**To be done:** Identify the lines that contain the string "国泰君安国际", then copy each of them.
Start of Records for processing
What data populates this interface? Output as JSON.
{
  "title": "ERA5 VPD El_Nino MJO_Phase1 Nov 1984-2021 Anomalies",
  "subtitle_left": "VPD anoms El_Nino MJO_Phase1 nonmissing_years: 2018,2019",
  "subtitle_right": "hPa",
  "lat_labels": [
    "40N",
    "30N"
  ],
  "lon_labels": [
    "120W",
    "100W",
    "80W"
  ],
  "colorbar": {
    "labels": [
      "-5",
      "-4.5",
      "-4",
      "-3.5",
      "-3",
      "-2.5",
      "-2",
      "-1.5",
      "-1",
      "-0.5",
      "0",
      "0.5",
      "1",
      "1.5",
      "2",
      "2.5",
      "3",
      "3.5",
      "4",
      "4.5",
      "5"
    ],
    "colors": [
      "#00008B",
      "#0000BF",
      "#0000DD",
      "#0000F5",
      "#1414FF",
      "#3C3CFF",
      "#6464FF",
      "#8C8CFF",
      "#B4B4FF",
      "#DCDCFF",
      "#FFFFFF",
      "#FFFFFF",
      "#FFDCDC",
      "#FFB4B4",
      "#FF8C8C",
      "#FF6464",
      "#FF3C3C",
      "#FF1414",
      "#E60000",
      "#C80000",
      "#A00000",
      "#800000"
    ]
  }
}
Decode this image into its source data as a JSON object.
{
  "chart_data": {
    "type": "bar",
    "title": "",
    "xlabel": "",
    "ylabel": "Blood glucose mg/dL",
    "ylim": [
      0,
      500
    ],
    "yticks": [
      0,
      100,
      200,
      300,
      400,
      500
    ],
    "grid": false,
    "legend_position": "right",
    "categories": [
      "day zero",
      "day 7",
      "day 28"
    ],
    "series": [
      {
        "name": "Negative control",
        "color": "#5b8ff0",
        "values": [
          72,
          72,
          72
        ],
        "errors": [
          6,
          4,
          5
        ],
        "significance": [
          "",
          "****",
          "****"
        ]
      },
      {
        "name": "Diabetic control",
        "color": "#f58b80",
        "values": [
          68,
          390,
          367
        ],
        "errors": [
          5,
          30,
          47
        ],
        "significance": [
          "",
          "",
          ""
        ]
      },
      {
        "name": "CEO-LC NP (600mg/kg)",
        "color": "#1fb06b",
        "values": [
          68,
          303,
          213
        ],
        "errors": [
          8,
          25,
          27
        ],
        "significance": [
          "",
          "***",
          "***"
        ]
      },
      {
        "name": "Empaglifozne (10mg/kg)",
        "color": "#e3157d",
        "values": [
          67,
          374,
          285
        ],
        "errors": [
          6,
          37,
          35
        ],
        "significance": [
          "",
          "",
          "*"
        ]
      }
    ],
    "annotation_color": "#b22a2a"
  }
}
End of Records for processing
Start of Records for processing
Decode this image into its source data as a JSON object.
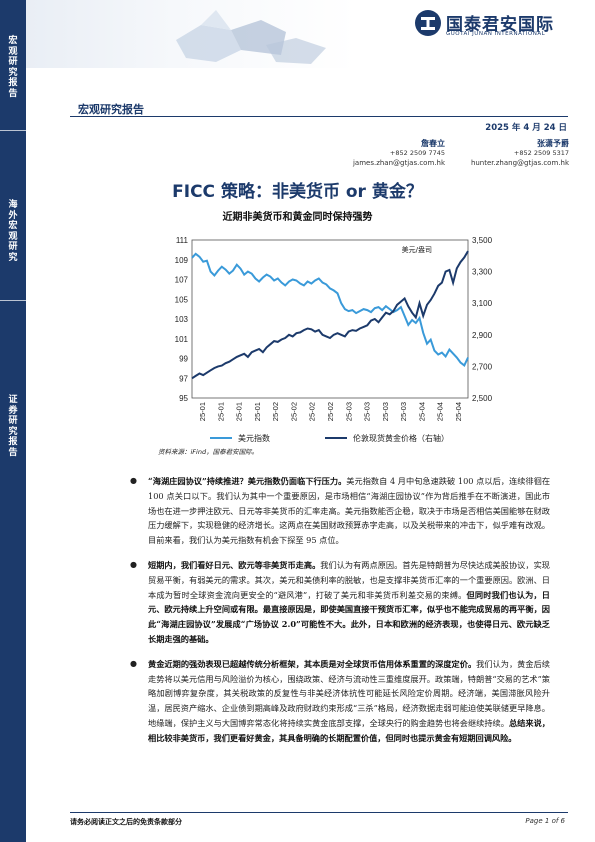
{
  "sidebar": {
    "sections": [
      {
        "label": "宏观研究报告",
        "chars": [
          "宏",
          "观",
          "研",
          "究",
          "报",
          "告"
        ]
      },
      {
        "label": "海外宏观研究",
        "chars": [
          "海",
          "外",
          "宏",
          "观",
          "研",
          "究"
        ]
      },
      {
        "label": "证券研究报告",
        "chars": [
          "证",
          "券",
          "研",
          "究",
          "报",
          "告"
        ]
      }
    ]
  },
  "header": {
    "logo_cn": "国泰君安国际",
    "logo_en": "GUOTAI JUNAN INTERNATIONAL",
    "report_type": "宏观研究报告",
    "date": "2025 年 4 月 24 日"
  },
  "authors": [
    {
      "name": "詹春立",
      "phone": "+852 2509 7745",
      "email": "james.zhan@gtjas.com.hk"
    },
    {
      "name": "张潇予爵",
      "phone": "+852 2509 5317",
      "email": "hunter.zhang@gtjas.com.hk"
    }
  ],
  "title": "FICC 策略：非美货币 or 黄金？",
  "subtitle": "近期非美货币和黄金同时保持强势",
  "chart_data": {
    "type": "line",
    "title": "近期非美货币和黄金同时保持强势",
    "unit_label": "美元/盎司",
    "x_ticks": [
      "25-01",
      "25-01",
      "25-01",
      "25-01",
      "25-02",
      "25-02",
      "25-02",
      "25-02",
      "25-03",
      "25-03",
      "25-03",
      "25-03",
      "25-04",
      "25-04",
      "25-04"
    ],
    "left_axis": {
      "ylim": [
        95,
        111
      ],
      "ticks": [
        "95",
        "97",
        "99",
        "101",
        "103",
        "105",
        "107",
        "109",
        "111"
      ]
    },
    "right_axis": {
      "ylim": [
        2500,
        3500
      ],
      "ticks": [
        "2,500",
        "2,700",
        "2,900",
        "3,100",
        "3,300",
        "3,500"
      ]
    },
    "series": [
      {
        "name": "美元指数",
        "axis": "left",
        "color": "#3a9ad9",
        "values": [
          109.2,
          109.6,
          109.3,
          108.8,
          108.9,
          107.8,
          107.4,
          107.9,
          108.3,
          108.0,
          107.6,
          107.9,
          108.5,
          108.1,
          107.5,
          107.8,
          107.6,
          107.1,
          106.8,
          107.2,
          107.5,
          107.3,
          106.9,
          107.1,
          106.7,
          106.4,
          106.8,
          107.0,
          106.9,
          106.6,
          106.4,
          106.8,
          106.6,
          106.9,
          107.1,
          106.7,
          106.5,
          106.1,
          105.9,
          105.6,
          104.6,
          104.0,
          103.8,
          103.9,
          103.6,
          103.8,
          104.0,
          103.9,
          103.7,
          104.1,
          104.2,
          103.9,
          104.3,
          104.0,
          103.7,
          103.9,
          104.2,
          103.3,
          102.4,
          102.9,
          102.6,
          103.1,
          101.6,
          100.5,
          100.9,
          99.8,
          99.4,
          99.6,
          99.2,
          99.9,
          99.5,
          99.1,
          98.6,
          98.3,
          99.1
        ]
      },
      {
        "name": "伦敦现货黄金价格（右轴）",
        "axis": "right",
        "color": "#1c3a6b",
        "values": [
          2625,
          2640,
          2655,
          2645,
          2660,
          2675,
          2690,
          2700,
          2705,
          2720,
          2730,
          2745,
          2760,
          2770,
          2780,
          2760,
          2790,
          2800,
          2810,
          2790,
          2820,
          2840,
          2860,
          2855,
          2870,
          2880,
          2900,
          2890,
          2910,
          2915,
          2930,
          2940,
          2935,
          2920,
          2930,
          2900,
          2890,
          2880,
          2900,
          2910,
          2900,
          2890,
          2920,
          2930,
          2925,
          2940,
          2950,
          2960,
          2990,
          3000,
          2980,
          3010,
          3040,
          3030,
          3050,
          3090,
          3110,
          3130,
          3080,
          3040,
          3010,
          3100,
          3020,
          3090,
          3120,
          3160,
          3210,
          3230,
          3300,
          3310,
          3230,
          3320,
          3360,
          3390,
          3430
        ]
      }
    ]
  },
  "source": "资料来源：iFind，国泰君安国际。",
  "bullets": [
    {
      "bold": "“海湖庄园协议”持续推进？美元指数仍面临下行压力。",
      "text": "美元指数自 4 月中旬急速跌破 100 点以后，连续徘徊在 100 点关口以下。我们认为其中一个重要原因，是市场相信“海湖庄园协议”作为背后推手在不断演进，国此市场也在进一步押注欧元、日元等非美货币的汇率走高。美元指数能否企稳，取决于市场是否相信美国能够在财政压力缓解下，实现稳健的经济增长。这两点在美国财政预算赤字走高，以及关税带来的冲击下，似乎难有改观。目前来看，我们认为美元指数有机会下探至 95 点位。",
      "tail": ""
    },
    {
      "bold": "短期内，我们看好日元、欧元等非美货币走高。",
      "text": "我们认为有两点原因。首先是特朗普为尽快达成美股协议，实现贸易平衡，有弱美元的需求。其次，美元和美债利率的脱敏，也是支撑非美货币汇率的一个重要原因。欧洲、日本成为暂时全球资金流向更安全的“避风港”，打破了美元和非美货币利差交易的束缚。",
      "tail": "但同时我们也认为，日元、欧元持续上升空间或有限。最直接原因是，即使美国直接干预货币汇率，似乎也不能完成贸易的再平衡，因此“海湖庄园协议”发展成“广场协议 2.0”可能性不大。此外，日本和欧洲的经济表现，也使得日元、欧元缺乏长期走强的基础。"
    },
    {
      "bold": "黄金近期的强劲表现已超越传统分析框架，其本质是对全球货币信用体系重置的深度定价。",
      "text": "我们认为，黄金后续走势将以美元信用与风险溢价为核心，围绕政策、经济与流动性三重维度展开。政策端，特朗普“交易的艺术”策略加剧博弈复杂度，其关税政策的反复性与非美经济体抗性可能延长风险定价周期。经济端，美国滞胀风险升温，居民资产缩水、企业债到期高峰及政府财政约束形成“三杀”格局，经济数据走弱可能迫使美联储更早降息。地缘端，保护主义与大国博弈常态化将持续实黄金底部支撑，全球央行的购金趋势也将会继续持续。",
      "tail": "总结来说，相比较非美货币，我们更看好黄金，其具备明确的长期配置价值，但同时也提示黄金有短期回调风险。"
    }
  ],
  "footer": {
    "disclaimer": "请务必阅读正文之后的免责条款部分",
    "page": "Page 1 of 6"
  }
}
End of Records for processing
**Worked answer:**
    "logo_cn": "国泰君安国际",
  "source": "资料来源：iFind，国泰君安国际。",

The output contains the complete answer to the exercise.